All of the material below is to be returned exactly.

[Start of Provided records]

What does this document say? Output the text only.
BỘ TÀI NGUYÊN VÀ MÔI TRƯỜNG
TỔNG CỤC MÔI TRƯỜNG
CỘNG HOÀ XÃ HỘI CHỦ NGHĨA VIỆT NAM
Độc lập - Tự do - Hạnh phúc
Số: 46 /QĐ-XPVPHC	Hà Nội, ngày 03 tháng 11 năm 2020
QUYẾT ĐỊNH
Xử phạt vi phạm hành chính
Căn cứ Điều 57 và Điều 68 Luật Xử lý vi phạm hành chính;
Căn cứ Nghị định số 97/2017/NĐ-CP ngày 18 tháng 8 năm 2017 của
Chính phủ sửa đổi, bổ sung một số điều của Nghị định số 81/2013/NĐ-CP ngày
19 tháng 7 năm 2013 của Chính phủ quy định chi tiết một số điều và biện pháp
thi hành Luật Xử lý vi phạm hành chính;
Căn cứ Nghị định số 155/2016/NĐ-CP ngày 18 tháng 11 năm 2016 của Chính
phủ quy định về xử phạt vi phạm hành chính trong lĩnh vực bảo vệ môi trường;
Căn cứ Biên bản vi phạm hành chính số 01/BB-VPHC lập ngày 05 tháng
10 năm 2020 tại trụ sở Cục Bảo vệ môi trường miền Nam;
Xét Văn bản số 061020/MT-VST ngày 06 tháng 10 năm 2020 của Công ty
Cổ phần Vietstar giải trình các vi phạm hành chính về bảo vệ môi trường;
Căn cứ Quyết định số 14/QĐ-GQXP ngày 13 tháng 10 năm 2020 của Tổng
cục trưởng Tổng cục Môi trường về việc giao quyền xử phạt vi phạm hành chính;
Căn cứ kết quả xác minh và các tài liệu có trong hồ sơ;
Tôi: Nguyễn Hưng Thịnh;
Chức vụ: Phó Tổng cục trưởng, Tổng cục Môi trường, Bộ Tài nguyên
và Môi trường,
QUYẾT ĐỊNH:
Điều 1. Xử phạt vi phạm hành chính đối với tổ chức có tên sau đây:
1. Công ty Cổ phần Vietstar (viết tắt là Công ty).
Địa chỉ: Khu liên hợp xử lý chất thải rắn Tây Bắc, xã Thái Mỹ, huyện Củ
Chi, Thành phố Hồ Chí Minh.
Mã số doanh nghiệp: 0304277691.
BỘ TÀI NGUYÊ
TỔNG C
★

[End of Provided records]

### The solution
What does this document say? Output the text only.
BỘ TÀI NGUYÊN VÀ MÔI TRƯỜNG
TỔNG CỤC MÔI TRƯỜNG
CỘNG HOÀ XÃ HỘI CHỦ NGHĨA VIỆT NAM
Độc lập - Tự do - Hạnh phúc
Số: 46 /QĐ-XPVPHC	Hà Nội, ngày 03 tháng 11 năm 2020
QUYẾT ĐỊNH
Xử phạt vi phạm hành chính
Căn cứ Điều 57 và Điều 68 Luật Xử lý vi phạm hành chính;
Căn cứ Nghị định số 97/2017/NĐ-CP ngày 18 tháng 8 năm 2017 của
Chính phủ sửa đổi, bổ sung một số điều của Nghị định số 81/2013/NĐ-CP ngày
19 tháng 7 năm 2013 của Chính phủ quy định chi tiết một số điều và biện pháp
thi hành Luật Xử lý vi phạm hành chính;
Căn cứ Nghị định số 155/2016/NĐ-CP ngày 18 tháng 11 năm 2016 của Chính
phủ quy định về xử phạt vi phạm hành chính trong lĩnh vực bảo vệ môi trường;
Căn cứ Biên bản vi phạm hành chính số 01/BB-VPHC lập ngày 05 tháng
10 năm 2020 tại trụ sở Cục Bảo vệ môi trường miền Nam;
Xét Văn bản số 061020/MT-VST ngày 06 tháng 10 năm 2020 của Công ty
Cổ phần Vietstar giải trình các vi phạm hành chính về bảo vệ môi trường;
Căn cứ Quyết định số 14/QĐ-GQXP ngày 13 tháng 10 năm 2020 của Tổng
cục trưởng Tổng cục Môi trường về việc giao quyền xử phạt vi phạm hành chính;
Căn cứ kết quả xác minh và các tài liệu có trong hồ sơ;
Tôi: Nguyễn Hưng Thịnh;
Chức vụ: Phó Tổng cục trưởng, Tổng cục Môi trường, Bộ Tài nguyên
và Môi trường,
QUYẾT ĐỊNH:
Điều 1. Xử phạt vi phạm hành chính đối với tổ chức có tên sau đây:
1. Công ty Cổ phần Vietstar (viết tắt là Công ty).
Địa chỉ: Khu liên hợp xử lý chất thải rắn Tây Bắc, xã Thái Mỹ, huyện Củ
Chi, Thành phố Hồ Chí Minh.
Mã số doanh nghiệp: 0304277691.
BỘ TÀI NGUYÊ
TỔNG C
★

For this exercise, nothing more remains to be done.